Quote the full listing word for word.
--- BEGIN EXCERPTED RECORDS ---
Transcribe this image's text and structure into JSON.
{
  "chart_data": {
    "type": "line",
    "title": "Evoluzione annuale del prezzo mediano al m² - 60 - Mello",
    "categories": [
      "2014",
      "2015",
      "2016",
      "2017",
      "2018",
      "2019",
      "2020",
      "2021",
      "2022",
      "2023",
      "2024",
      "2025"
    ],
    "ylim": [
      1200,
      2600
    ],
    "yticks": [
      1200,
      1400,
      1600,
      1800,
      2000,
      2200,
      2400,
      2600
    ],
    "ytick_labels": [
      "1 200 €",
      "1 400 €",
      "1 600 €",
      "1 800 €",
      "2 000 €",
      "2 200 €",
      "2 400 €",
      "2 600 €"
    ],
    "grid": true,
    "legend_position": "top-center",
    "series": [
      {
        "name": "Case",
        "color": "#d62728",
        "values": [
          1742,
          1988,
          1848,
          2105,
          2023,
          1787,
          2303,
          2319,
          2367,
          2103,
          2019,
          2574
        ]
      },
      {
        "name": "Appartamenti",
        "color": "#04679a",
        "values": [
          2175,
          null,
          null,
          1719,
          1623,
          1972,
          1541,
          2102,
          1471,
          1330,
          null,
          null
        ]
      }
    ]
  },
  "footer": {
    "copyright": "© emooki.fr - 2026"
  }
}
--- END EXCERPTED RECORDS ---
- [COMPLETED EXERCISE]:
Transcribe this image's text and structure into JSON.
{
  "chart_data": {
    "type": "line",
    "title": "Evoluzione annuale del prezzo mediano al m² - 60 - Mello",
    "categories": [
      "2014",
      "2015",
      "2016",
      "2017",
      "2018",
      "2019",
      "2020",
      "2021",
      "2022",
      "2023",
      "2024",
      "2025"
    ],
    "ylim": [
      1200,
      2600
    ],
    "yticks": [
      1200,
      1400,
      1600,
      1800,
      2000,
      2200,
      2400,
      2600
    ],
    "ytick_labels": [
      "1 200 €",
      "1 400 €",
      "1 600 €",
      "1 800 €",
      "2 000 €",
      "2 200 €",
      "2 400 €",
      "2 600 €"
    ],
    "grid": true,
    "legend_position": "top-center",
    "series": [
      {
        "name": "Case",
        "color": "#d62728",
        "values": [
          1742,
          1988,
          1848,
          2105,
          2023,
          1787,
          2303,
          2319,
          2367,
          2103,
          2019,
          2574
        ]
      },
      {
        "name": "Appartamenti",
        "color": "#04679a",
        "values": [
          2175,
          null,
          null,
          1719,
          1623,
          1972,
          1541,
          2102,
          1471,
          1330,
          null,
          null
        ]
      }
    ]
  },
  "footer": {
    "copyright": "© emooki.fr - 2026"
  }
}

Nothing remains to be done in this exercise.